Tarefas a realizar:
A - Transcreva o trecho do texto-fonte entre "Soberana por suas" e "pelo tempo/modelo/ritmo escolar.", inclusive.
B - Responda com base no texto-fonte:
(i) Quantos pilares sustentam o domínio do discurso pedagógico?
(ii) Segundo Resende (2010), de que maneira foi feita a escolarização em massa?
(iii) Com vistas a que se compunham os arranjos de força?

Soberana por suas credenciais científicas, obliterando quaisquer outros discursos, a


pedagogia assume a maquinaria escolar e engendra uma difusão de um modelo
educacional e disciplinar da infância em massa jamais visto. A obrigatoriedade escolar
se alastra e a vida sociocultural passa a ser marcada pelo tempo/modelo/ritmo escolar.

Quatro pilares sustentam o domínio do discurso pedagógico: a) a transformação da


criança em aluno e a generalização de uma relação pedagógica iniciada na infância; b) a
criação de estruturas curriculares e a organização do tempo-espaço escolar somado à
didática e escolarização em massa; c) a profissionalização dos professores, permitindo
normalização e controle estatal na disciplinarização e incorporação dos agentes sociais
da modernidade e d) a pedagogia moderna e seu discurso educacional científico como
promessa de transformação do indivíduo.

A escolarização em massa, assevera Resende (2010), feita aligeiradamente, viabilizou


práticas físicas e morais, discursivas e não-discursivas, sob a tutela de estrutura política
e gestão do Estado, com estatuto de cientificidade materializou a orientação de
indivíduos ou grupos – governo das crianças, das almas, das comunidades, das famílias,
dos doentes. Foram instituídas e legitimadas formas de sujeição política ou econômica e
modos de relação de poder próprios do ato de governar: procedimentos, táticas,
instituições, regras, disciplinas, prescrições, cálculos, estatísticas, legislações, normas -
tudo compondo arranjos de força com vistas à administração da população.

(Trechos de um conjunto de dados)

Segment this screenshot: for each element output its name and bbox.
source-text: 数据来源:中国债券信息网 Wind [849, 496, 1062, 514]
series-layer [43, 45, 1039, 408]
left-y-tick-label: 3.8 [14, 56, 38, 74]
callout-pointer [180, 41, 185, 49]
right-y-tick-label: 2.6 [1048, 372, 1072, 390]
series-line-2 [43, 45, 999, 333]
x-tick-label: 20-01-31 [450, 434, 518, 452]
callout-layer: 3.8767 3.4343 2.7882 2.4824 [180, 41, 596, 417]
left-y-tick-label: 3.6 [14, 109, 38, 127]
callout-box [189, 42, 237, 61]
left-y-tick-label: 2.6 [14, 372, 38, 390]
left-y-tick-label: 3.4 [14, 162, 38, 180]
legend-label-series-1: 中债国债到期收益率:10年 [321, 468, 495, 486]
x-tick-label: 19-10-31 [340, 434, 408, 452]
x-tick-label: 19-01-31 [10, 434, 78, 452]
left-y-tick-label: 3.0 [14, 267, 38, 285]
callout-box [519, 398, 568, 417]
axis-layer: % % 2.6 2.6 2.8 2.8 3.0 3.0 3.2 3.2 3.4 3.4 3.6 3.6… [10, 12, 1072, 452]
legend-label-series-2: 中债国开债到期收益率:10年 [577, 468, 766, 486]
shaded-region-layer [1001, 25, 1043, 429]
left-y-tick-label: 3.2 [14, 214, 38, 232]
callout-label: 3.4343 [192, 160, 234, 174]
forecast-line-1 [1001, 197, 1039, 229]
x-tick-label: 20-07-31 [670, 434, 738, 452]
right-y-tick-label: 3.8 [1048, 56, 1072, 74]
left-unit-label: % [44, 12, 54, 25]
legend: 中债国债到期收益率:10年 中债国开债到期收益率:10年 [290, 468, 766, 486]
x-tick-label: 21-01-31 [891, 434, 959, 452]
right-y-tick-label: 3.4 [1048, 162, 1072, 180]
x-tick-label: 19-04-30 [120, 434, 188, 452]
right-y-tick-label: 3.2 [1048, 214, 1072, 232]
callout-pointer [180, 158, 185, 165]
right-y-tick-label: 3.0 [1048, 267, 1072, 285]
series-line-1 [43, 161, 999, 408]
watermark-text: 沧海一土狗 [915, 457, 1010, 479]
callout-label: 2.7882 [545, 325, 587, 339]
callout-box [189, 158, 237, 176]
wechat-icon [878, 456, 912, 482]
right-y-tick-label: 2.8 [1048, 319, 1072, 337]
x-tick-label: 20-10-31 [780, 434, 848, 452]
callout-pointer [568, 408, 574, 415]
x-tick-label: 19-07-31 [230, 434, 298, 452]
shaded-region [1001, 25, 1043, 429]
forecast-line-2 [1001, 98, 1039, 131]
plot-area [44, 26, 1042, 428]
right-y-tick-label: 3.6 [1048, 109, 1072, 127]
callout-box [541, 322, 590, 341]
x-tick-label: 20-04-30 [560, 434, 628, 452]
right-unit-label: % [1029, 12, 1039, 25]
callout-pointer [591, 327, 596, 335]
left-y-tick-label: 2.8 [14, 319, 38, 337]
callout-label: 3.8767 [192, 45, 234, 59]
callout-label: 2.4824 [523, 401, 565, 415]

Respostas:
A -
Soberana por suas credenciais científicas, obliterando quaisquer outros discursos, a


pedagogia assume a maquinaria escolar e engendra uma difusão de um modelo
educacional e disciplinar da infância em massa jamais visto. A obrigatoriedade escolar
se alastra e a vida sociocultural passa a ser marcada pelo tempo/modelo/ritmo escolar.

B -
(i) Quatro.
(ii) Aligeiradamente.
(iii) À administração da população.